• _Data rows_:
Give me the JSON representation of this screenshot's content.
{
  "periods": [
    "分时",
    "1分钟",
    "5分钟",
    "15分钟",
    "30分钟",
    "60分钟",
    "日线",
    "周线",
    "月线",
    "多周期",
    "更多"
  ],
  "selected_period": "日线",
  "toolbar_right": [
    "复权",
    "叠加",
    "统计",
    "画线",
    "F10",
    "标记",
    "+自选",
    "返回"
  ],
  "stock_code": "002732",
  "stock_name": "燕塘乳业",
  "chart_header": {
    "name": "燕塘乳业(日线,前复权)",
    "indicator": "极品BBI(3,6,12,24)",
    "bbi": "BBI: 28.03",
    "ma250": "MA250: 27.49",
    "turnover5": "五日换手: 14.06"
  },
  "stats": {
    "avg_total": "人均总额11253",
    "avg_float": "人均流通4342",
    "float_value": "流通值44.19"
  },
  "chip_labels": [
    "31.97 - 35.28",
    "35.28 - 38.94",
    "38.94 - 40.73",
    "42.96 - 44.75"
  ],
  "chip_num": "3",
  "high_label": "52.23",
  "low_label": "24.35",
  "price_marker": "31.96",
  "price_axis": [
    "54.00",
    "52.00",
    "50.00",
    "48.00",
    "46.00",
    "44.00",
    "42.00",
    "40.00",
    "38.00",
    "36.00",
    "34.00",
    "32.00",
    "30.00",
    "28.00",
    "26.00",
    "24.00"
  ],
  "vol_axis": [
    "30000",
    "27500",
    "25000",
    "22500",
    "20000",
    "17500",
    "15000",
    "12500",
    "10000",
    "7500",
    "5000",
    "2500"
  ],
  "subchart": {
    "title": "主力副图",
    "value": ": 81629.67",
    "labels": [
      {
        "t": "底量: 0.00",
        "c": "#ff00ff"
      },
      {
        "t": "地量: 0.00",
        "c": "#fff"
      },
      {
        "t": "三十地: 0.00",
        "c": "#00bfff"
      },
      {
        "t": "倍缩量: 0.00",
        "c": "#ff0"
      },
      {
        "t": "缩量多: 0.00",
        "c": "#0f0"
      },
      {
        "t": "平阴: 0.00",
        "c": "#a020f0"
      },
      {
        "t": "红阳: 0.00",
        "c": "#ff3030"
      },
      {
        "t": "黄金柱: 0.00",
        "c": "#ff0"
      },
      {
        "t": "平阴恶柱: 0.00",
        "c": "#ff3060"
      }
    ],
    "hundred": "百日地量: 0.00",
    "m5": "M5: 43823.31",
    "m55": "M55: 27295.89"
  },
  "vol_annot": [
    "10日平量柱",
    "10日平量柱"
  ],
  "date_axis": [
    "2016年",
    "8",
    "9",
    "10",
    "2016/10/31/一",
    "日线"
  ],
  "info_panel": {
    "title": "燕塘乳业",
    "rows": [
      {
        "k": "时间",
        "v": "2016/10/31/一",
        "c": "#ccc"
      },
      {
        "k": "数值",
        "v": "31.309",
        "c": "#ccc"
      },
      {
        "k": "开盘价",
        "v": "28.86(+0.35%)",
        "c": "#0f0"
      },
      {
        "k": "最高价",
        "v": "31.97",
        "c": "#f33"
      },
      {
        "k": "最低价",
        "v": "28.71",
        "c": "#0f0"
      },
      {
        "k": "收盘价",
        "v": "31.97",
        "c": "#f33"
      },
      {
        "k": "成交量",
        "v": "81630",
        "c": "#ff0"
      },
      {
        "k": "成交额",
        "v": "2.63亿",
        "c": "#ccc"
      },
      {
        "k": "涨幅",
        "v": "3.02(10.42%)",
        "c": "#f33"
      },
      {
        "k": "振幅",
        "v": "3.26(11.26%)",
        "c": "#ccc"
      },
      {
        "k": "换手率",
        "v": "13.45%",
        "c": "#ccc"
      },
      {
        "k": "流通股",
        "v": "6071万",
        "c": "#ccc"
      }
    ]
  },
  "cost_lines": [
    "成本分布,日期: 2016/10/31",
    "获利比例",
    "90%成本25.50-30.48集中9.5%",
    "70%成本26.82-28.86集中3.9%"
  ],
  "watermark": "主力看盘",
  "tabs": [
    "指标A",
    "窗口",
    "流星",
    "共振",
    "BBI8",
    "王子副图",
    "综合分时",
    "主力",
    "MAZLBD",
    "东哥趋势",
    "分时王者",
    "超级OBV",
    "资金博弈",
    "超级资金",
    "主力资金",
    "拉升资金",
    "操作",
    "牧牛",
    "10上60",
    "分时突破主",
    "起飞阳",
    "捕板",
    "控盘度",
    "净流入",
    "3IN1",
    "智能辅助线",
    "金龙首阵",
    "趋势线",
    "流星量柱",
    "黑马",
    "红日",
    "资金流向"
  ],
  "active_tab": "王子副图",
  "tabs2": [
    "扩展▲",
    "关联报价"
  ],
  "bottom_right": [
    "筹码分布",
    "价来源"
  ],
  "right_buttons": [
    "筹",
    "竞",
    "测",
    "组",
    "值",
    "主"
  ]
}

• _Given problem_:
Using the material above, print every entry exactly as written.

• _Complete output_:
Give me the JSON representation of this screenshot's content.
{
  "periods": [
    "分时",
    "1分钟",
    "5分钟",
    "15分钟",
    "30分钟",
    "60分钟",
    "日线",
    "周线",
    "月线",
    "多周期",
    "更多"
  ],
  "selected_period": "日线",
  "toolbar_right": [
    "复权",
    "叠加",
    "统计",
    "画线",
    "F10",
    "标记",
    "+自选",
    "返回"
  ],
  "stock_code": "002732",
  "stock_name": "燕塘乳业",
  "chart_header": {
    "name": "燕塘乳业(日线,前复权)",
    "indicator": "极品BBI(3,6,12,24)",
    "bbi": "BBI: 28.03",
    "ma250": "MA250: 27.49",
    "turnover5": "五日换手: 14.06"
  },
  "stats": {
    "avg_total": "人均总额11253",
    "avg_float": "人均流通4342",
    "float_value": "流通值44.19"
  },
  "chip_labels": [
    "31.97 - 35.28",
    "35.28 - 38.94",
    "38.94 - 40.73",
    "42.96 - 44.75"
  ],
  "chip_num": "3",
  "high_label": "52.23",
  "low_label": "24.35",
  "price_marker": "31.96",
  "price_axis": [
    "54.00",
    "52.00",
    "50.00",
    "48.00",
    "46.00",
    "44.00",
    "42.00",
    "40.00",
    "38.00",
    "36.00",
    "34.00",
    "32.00",
    "30.00",
    "28.00",
    "26.00",
    "24.00"
  ],
  "vol_axis": [
    "30000",
    "27500",
    "25000",
    "22500",
    "20000",
    "17500",
    "15000",
    "12500",
    "10000",
    "7500",
    "5000",
    "2500"
  ],
  "subchart": {
    "title": "主力副图",
    "value": ": 81629.67",
    "labels": [
      {
        "t": "底量: 0.00",
        "c": "#ff00ff"
      },
      {
        "t": "地量: 0.00",
        "c": "#fff"
      },
      {
        "t": "三十地: 0.00",
        "c": "#00bfff"
      },
      {
        "t": "倍缩量: 0.00",
        "c": "#ff0"
      },
      {
        "t": "缩量多: 0.00",
        "c": "#0f0"
      },
      {
        "t": "平阴: 0.00",
        "c": "#a020f0"
      },
      {
        "t": "红阳: 0.00",
        "c": "#ff3030"
      },
      {
        "t": "黄金柱: 0.00",
        "c": "#ff0"
      },
      {
        "t": "平阴恶柱: 0.00",
        "c": "#ff3060"
      }
    ],
    "hundred": "百日地量: 0.00",
    "m5": "M5: 43823.31",
    "m55": "M55: 27295.89"
  },
  "vol_annot": [
    "10日平量柱",
    "10日平量柱"
  ],
  "date_axis": [
    "2016年",
    "8",
    "9",
    "10",
    "2016/10/31/一",
    "日线"
  ],
  "info_panel": {
    "title": "燕塘乳业",
    "rows": [
      {
        "k": "时间",
        "v": "2016/10/31/一",
        "c": "#ccc"
      },
      {
        "k": "数值",
        "v": "31.309",
        "c": "#ccc"
      },
      {
        "k": "开盘价",
        "v": "28.86(+0.35%)",
        "c": "#0f0"
      },
      {
        "k": "最高价",
        "v": "31.97",
        "c": "#f33"
      },
      {
        "k": "最低价",
        "v": "28.71",
        "c": "#0f0"
      },
      {
        "k": "收盘价",
        "v": "31.97",
        "c": "#f33"
      },
      {
        "k": "成交量",
        "v": "81630",
        "c": "#ff0"
      },
      {
        "k": "成交额",
        "v": "2.63亿",
        "c": "#ccc"
      },
      {
        "k": "涨幅",
        "v": "3.02(10.42%)",
        "c": "#f33"
      },
      {
        "k": "振幅",
        "v": "3.26(11.26%)",
        "c": "#ccc"
      },
      {
        "k": "换手率",
        "v": "13.45%",
        "c": "#ccc"
      },
      {
        "k": "流通股",
        "v": "6071万",
        "c": "#ccc"
      }
    ]
  },
  "cost_lines": [
    "成本分布,日期: 2016/10/31",
    "获利比例",
    "90%成本25.50-30.48集中9.5%",
    "70%成本26.82-28.86集中3.9%"
  ],
  "watermark": "主力看盘",
  "tabs": [
    "指标A",
    "窗口",
    "流星",
    "共振",
    "BBI8",
    "王子副图",
    "综合分时",
    "主力",
    "MAZLBD",
    "东哥趋势",
    "分时王者",
    "超级OBV",
    "资金博弈",
    "超级资金",
    "主力资金",
    "拉升资金",
    "操作",
    "牧牛",
    "10上60",
    "分时突破主",
    "起飞阳",
    "捕板",
    "控盘度",
    "净流入",
    "3IN1",
    "智能辅助线",
    "金龙首阵",
    "趋势线",
    "流星量柱",
    "黑马",
    "红日",
    "资金流向"
  ],
  "active_tab": "王子副图",
  "tabs2": [
    "扩展▲",
    "关联报价"
  ],
  "bottom_right": [
    "筹码分布",
    "价来源"
  ],
  "right_buttons": [
    "筹",
    "竞",
    "测",
    "组",
    "值",
    "主"
  ]
}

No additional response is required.